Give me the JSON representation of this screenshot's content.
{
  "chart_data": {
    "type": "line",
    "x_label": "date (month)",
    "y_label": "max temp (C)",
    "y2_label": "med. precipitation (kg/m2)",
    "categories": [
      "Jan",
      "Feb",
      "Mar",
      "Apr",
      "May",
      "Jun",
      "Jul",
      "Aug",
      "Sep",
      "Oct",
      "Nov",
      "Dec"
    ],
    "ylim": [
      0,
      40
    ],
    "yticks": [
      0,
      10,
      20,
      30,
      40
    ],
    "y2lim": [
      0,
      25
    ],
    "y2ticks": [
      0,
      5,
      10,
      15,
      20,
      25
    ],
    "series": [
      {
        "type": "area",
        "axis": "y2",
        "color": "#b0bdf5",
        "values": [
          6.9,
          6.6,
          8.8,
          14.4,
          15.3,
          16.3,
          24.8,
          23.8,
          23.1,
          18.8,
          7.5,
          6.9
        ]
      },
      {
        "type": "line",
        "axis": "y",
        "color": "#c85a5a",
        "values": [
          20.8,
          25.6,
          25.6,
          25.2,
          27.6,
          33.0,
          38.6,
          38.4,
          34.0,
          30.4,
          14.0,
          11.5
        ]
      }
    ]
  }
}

Written request: Type out the entries again, word for word.

Answer to this exercise:
Give me the JSON representation of this screenshot's content.
{
  "chart_data": {
    "type": "line",
    "x_label": "date (month)",
    "y_label": "max temp (C)",
    "y2_label": "med. precipitation (kg/m2)",
    "categories": [
      "Jan",
      "Feb",
      "Mar",
      "Apr",
      "May",
      "Jun",
      "Jul",
      "Aug",
      "Sep",
      "Oct",
      "Nov",
      "Dec"
    ],
    "ylim": [
      0,
      40
    ],
    "yticks": [
      0,
      10,
      20,
      30,
      40
    ],
    "y2lim": [
      0,
      25
    ],
    "y2ticks": [
      0,
      5,
      10,
      15,
      20,
      25
    ],
    "series": [
      {
        "type": "area",
        "axis": "y2",
        "color": "#b0bdf5",
        "values": [
          6.9,
          6.6,
          8.8,
          14.4,
          15.3,
          16.3,
          24.8,
          23.8,
          23.1,
          18.8,
          7.5,
          6.9
        ]
      },
      {
        "type": "line",
        "axis": "y",
        "color": "#c85a5a",
        "values": [
          20.8,
          25.6,
          25.6,
          25.2,
          27.6,
          33.0,
          38.6,
          38.4,
          34.0,
          30.4,
          14.0,
          11.5
        ]
      }
    ]
  }
}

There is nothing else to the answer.